Reproduce all entries word for word.

Excerpted records.
+--
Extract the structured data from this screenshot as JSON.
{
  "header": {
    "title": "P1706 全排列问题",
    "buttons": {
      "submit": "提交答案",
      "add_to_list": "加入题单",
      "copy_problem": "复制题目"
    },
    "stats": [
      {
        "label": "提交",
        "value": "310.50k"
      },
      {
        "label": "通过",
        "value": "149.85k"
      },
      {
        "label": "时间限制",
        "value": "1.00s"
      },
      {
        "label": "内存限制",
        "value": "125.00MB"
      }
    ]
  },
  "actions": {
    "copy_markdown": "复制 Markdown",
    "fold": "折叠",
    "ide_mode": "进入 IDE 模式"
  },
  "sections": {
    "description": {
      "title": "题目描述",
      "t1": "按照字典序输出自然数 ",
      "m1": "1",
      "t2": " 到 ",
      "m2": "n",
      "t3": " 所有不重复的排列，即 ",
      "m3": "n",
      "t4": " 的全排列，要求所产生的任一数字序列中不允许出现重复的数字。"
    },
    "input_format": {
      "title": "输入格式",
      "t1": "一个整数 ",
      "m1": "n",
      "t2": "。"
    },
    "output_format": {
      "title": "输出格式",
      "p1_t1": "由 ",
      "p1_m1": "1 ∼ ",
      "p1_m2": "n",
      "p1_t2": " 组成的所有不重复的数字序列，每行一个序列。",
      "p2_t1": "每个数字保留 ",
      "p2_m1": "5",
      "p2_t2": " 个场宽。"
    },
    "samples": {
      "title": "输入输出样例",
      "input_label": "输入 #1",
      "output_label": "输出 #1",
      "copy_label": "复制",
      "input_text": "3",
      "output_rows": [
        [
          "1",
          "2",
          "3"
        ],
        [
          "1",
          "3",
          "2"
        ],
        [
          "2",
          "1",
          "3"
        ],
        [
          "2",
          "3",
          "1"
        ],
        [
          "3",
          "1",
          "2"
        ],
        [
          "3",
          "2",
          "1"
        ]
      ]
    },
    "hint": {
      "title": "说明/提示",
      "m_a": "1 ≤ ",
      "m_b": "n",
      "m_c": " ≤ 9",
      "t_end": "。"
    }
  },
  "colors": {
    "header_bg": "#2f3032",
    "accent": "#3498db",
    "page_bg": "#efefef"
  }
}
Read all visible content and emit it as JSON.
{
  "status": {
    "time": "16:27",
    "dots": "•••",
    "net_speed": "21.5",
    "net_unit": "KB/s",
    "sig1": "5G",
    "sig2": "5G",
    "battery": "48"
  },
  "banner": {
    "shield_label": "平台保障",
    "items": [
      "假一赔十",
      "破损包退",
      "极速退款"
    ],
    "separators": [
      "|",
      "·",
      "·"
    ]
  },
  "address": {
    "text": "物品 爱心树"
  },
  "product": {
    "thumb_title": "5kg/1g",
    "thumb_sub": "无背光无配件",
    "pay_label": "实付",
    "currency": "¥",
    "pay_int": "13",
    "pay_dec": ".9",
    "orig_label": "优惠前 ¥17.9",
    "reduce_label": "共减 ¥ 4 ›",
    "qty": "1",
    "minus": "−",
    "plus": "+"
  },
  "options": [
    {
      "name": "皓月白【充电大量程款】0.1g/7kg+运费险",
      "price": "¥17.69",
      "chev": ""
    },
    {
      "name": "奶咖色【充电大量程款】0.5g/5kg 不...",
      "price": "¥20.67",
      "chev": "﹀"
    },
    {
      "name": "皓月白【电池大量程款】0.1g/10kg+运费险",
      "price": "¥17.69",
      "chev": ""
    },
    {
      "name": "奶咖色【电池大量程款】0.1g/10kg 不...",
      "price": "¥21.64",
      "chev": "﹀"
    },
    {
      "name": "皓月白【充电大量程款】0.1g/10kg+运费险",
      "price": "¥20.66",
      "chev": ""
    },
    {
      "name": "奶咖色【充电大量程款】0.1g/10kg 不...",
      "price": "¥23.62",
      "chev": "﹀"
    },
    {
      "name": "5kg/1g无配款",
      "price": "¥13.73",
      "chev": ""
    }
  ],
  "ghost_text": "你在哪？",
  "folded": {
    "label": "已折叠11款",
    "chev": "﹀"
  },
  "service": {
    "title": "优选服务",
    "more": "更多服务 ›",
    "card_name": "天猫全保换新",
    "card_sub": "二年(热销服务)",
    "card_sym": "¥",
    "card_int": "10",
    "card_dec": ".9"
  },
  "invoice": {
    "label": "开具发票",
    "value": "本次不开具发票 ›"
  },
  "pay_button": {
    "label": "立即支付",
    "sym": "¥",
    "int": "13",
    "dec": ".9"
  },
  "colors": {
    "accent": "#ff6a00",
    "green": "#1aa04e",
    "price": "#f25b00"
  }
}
+--
Answer to this exercise.
Extract the structured data from this screenshot as JSON.
{
  "header": {
    "title": "P1706 全排列问题",
    "buttons": {
      "submit": "提交答案",
      "add_to_list": "加入题单",
      "copy_problem": "复制题目"
    },
    "stats": [
      {
        "label": "提交",
        "value": "310.50k"
      },
      {
        "label": "通过",
        "value": "149.85k"
      },
      {
        "label": "时间限制",
        "value": "1.00s"
      },
      {
        "label": "内存限制",
        "value": "125.00MB"
      }
    ]
  },
  "actions": {
    "copy_markdown": "复制 Markdown",
    "fold": "折叠",
    "ide_mode": "进入 IDE 模式"
  },
  "sections": {
    "description": {
      "title": "题目描述",
      "t1": "按照字典序输出自然数 ",
      "m1": "1",
      "t2": " 到 ",
      "m2": "n",
      "t3": " 所有不重复的排列，即 ",
      "m3": "n",
      "t4": " 的全排列，要求所产生的任一数字序列中不允许出现重复的数字。"
    },
    "input_format": {
      "title": "输入格式",
      "t1": "一个整数 ",
      "m1": "n",
      "t2": "。"
    },
    "output_format": {
      "title": "输出格式",
      "p1_t1": "由 ",
      "p1_m1": "1 ∼ ",
      "p1_m2": "n",
      "p1_t2": " 组成的所有不重复的数字序列，每行一个序列。",
      "p2_t1": "每个数字保留 ",
      "p2_m1": "5",
      "p2_t2": " 个场宽。"
    },
    "samples": {
      "title": "输入输出样例",
      "input_label": "输入 #1",
      "output_label": "输出 #1",
      "copy_label": "复制",
      "input_text": "3",
      "output_rows": [
        [
          "1",
          "2",
          "3"
        ],
        [
          "1",
          "3",
          "2"
        ],
        [
          "2",
          "1",
          "3"
        ],
        [
          "2",
          "3",
          "1"
        ],
        [
          "3",
          "1",
          "2"
        ],
        [
          "3",
          "2",
          "1"
        ]
      ]
    },
    "hint": {
      "title": "说明/提示",
      "m_a": "1 ≤ ",
      "m_b": "n",
      "m_c": " ≤ 9",
      "t_end": "。"
    }
  },
  "colors": {
    "header_bg": "#2f3032",
    "accent": "#3498db",
    "page_bg": "#efefef"
  }
}
Read all visible content and emit it as JSON.
{
  "status": {
    "time": "16:27",
    "dots": "•••",
    "net_speed": "21.5",
    "net_unit": "KB/s",
    "sig1": "5G",
    "sig2": "5G",
    "battery": "48"
  },
  "banner": {
    "shield_label": "平台保障",
    "items": [
      "假一赔十",
      "破损包退",
      "极速退款"
    ],
    "separators": [
      "|",
      "·",
      "·"
    ]
  },
  "address": {
    "text": "物品 爱心树"
  },
  "product": {
    "thumb_title": "5kg/1g",
    "thumb_sub": "无背光无配件",
    "pay_label": "实付",
    "currency": "¥",
    "pay_int": "13",
    "pay_dec": ".9",
    "orig_label": "优惠前 ¥17.9",
    "reduce_label": "共减 ¥ 4 ›",
    "qty": "1",
    "minus": "−",
    "plus": "+"
  },
  "options": [
    {
      "name": "皓月白【充电大量程款】0.1g/7kg+运费险",
      "price": "¥17.69",
      "chev": ""
    },
    {
      "name": "奶咖色【充电大量程款】0.5g/5kg 不...",
      "price": "¥20.67",
      "chev": "﹀"
    },
    {
      "name": "皓月白【电池大量程款】0.1g/10kg+运费险",
      "price": "¥17.69",
      "chev": ""
    },
    {
      "name": "奶咖色【电池大量程款】0.1g/10kg 不...",
      "price": "¥21.64",
      "chev": "﹀"
    },
    {
      "name": "皓月白【充电大量程款】0.1g/10kg+运费险",
      "price": "¥20.66",
      "chev": ""
    },
    {
      "name": "奶咖色【充电大量程款】0.1g/10kg 不...",
      "price": "¥23.62",
      "chev": "﹀"
    },
    {
      "name": "5kg/1g无配款",
      "price": "¥13.73",
      "chev": ""
    }
  ],
  "ghost_text": "你在哪？",
  "folded": {
    "label": "已折叠11款",
    "chev": "﹀"
  },
  "service": {
    "title": "优选服务",
    "more": "更多服务 ›",
    "card_name": "天猫全保换新",
    "card_sub": "二年(热销服务)",
    "card_sym": "¥",
    "card_int": "10",
    "card_dec": ".9"
  },
  "invoice": {
    "label": "开具发票",
    "value": "本次不开具发票 ›"
  },
  "pay_button": {
    "label": "立即支付",
    "sym": "¥",
    "int": "13",
    "dec": ".9"
  },
  "colors": {
    "accent": "#ff6a00",
    "green": "#1aa04e",
    "price": "#f25b00"
  }
}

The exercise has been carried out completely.